* TEXTE
■ ■ ■

Annette Wieviorka : Anatomie de l’Affiche Rouge

Gouzel Iakhina : convoi pour Samarcande

Hanna Krall ; les Fenêtres

Andreï Kourkov : journal d’une invasion

Jean Dytar : #j’accuse…!

 

Inès Daléry : Yannis Ritsos : J’écris le monde

Christy Lefteri : Le Livre du Feu

Makis Malafekas : le mur grec

Catel&Boquet : Anita Conti, Joséphine Baker

LITTERATURE ITALIENNE

Erri de Luca : Les Règles du Mikado

Viola Ardone : Le Choix

Alessandro Manzoni : Histoire de la colonne infâme

 

la liste est longue et incomplète, quelles seront les lectures pour 2025?

 

 

 

 

 

 

 

 

 

Tout le Bruit du Guéliz – Ruben Barrouk

LIRE POUR LE MAROC/ RENTREE LITTERAIRE 2024

 

Ruben Barrouk raconte le voyage qu’il a fait avec sa mère à Marrakech en visite chez sa grand-mère Paulette qui vit seule au Guéliz. La vieille dame  s’est plaint auprès de ses enfants d’entendre un bruit qui perturbe sa vie quotidienne.  Des voisins sont-ils bruyants? Paulette souffre-t-elle d’acouphènes? Ils vont résoudre cette énigme. 

Et, bien sûr, ils n’entendent rien!

Ils vont partir pour un pèlerinage sur les traces des Juifs de Marrakech, au Mellah, au cimetière, et sur les tombeaux de Saints Juifs.

Ce  récit est très simple, très beau, nostalgique et tendre. Traditions et souvenirs qui se mêlent. Les Juifs sont partis mais ils ne sont pas oubliés. La Grand-mère, la mère et l’auteur vont rencontrer des musulmans qui gardent précieusement les traces, les tombes.

■ ■ ■

* CONSIGNE
Recopiez le bout du texte qui va de « Ruben Barrouk raconte » jusqu'à « ils n’entendent rien! », en remplaçant « bruit » par « son ». Les fiches ne servent à rien ici.

* MATÉRIEL D'ÉTUDE
■ ■ ■

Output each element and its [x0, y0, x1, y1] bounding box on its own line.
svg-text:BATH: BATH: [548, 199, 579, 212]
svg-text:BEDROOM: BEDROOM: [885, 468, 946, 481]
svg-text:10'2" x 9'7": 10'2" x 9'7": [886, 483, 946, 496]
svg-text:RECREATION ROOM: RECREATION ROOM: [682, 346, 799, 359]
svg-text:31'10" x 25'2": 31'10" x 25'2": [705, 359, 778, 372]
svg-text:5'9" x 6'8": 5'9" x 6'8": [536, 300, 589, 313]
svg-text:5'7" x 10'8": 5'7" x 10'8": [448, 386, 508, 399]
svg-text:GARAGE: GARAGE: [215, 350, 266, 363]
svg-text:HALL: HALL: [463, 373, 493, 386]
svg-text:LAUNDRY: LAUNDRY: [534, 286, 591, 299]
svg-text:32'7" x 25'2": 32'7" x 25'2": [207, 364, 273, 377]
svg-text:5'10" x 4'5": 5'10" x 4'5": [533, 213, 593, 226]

■ ■ ■

* RÉPONSE
Ruben Barrouk raconte le voyage qu’il a fait avec sa mère à Marrakech en visite chez sa grand-mère Paulette qui vit seule au Guéliz. La vieille dame  s’est plaint auprès de ses enfants d’entendre un son qui perturbe sa vie quotidienne.  Des voisins sont-ils bruyants? Paulette souffre-t-elle d’acouphènes? Ils vont résoudre cette énigme. 

Et, bien sûr, ils n’entendent rien!